___ ITEMS
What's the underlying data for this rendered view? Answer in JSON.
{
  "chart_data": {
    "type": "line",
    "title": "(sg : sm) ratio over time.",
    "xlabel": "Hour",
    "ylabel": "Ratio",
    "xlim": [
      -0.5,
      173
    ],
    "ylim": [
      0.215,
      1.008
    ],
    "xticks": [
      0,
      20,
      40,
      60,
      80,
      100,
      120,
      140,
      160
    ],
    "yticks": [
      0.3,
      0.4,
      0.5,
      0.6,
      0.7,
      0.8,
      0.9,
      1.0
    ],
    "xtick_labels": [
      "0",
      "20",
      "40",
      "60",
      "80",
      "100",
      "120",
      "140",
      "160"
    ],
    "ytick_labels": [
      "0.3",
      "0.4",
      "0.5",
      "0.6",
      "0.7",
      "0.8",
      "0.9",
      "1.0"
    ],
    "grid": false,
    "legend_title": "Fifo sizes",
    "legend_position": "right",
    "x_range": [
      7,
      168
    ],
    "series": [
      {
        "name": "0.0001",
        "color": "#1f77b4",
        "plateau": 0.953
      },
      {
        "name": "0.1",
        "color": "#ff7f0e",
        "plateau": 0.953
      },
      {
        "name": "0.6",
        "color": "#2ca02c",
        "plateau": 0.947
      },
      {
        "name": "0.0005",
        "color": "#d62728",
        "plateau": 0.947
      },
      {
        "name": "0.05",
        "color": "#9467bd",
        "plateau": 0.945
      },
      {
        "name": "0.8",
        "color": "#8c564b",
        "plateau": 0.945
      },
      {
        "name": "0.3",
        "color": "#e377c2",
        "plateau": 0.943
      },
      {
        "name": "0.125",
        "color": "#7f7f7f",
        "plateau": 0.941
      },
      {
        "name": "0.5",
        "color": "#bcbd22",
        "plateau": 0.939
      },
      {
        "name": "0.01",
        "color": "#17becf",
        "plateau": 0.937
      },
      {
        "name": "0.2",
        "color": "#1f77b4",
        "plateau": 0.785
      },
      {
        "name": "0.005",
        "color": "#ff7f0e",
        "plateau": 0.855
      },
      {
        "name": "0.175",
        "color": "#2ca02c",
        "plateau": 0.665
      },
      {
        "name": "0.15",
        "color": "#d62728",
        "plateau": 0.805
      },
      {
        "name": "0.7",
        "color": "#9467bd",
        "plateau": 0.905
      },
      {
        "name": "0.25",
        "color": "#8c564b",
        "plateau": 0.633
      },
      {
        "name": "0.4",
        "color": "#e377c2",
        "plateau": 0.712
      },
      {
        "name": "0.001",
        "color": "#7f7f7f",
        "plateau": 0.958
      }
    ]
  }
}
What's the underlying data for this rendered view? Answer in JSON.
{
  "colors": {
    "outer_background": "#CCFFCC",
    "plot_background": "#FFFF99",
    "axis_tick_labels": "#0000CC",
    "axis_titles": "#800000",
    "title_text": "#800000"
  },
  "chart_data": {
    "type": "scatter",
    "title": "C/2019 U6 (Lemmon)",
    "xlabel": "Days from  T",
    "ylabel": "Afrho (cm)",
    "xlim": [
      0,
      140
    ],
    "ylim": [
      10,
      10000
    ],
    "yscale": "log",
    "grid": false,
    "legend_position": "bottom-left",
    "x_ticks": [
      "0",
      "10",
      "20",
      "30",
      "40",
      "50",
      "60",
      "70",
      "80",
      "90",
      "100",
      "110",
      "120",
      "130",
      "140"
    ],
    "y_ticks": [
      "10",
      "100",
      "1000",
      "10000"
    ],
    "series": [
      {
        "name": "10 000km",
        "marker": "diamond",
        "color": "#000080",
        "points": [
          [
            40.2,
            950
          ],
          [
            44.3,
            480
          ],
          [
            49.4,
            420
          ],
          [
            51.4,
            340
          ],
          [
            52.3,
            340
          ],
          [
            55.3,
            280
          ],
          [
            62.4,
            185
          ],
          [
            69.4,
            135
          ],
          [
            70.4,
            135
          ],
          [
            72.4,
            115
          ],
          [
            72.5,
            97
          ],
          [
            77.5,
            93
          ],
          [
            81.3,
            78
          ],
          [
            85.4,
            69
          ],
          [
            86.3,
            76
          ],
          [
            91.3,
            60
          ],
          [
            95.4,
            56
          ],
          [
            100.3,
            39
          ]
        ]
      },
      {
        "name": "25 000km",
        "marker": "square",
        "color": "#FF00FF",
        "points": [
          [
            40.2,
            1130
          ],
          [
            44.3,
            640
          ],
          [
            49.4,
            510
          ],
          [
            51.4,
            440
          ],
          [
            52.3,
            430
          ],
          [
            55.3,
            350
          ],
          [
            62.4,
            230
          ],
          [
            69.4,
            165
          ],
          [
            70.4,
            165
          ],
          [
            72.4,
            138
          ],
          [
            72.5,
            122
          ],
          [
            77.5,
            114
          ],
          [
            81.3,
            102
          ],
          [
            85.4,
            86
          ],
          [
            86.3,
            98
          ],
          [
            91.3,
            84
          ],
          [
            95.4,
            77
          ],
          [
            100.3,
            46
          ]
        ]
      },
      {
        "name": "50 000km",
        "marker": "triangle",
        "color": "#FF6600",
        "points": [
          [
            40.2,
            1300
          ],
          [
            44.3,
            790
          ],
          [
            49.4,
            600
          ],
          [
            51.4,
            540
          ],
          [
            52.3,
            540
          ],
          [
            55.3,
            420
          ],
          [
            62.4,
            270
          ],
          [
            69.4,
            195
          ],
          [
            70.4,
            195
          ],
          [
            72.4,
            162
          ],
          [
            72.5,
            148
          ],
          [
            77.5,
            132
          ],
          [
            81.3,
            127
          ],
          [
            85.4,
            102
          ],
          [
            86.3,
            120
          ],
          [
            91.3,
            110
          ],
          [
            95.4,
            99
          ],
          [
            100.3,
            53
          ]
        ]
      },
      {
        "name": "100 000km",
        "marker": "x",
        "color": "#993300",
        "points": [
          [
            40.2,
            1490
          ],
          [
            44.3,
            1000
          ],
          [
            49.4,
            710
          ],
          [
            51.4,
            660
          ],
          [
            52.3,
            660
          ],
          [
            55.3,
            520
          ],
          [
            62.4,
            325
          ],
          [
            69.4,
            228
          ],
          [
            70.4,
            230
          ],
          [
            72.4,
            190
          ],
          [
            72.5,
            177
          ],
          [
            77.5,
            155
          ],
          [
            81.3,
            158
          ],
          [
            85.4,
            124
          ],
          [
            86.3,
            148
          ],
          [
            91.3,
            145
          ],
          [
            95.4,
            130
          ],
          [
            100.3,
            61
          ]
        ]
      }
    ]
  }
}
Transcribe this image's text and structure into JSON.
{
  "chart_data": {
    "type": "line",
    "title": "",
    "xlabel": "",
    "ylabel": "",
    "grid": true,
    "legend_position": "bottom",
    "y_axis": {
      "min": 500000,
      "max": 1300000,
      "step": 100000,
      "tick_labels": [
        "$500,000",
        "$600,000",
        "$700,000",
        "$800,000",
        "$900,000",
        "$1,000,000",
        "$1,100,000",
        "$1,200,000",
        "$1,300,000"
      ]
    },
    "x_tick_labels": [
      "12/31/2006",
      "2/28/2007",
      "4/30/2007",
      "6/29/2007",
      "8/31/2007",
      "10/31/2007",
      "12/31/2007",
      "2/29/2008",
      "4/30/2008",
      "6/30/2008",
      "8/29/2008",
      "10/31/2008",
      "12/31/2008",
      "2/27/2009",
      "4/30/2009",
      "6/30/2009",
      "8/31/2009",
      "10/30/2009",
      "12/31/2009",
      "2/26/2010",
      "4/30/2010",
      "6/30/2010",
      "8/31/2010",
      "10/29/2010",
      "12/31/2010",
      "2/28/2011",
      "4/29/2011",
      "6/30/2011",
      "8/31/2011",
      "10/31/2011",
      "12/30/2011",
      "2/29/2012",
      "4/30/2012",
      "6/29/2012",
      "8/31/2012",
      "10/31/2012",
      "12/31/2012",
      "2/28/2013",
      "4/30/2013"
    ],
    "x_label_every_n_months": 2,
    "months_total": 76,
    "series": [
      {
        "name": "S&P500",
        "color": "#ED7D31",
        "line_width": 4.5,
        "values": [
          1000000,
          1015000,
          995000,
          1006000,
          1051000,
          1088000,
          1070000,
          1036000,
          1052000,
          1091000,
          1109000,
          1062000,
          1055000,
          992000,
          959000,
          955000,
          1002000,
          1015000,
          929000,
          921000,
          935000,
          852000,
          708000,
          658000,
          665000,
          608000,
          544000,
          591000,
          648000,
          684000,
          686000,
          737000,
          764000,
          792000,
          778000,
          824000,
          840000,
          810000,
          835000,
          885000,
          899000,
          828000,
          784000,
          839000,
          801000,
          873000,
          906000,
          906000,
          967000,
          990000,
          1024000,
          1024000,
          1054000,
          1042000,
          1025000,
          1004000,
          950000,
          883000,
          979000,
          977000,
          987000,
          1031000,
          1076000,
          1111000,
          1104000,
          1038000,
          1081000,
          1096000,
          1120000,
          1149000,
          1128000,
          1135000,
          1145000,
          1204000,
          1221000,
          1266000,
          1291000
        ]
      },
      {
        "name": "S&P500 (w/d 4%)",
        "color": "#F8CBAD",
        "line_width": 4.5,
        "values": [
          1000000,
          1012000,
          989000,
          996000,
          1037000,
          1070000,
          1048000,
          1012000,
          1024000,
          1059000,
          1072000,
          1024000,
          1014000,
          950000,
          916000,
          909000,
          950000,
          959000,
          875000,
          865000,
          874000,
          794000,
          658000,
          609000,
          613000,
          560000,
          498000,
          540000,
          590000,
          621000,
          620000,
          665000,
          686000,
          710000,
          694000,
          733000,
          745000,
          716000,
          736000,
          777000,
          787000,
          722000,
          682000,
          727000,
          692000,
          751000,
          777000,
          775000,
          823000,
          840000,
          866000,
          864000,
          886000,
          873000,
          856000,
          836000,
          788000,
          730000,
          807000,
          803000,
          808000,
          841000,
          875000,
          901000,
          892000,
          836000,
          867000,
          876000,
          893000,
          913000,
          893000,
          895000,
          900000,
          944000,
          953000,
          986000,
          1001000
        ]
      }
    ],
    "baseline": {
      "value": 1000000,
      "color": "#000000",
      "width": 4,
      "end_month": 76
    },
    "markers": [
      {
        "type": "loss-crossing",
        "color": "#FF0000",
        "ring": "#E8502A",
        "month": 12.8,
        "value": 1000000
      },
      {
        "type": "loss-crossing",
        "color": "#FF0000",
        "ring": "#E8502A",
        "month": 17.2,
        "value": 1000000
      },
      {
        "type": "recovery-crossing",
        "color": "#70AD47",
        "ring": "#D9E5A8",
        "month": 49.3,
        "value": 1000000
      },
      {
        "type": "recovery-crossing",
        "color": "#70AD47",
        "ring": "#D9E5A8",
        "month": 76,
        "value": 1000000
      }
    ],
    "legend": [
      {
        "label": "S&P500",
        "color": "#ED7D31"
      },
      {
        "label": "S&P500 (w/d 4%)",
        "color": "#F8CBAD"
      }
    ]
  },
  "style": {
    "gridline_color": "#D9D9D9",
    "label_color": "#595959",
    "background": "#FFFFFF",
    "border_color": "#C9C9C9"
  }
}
______
Find the lines that include the string "ylabel", then copy each of them.

* _SOLUTION TO THIS EXERCISE_:
    "ylabel": "Ratio",
    "ylabel": "Afrho (cm)",
    "ylabel": "",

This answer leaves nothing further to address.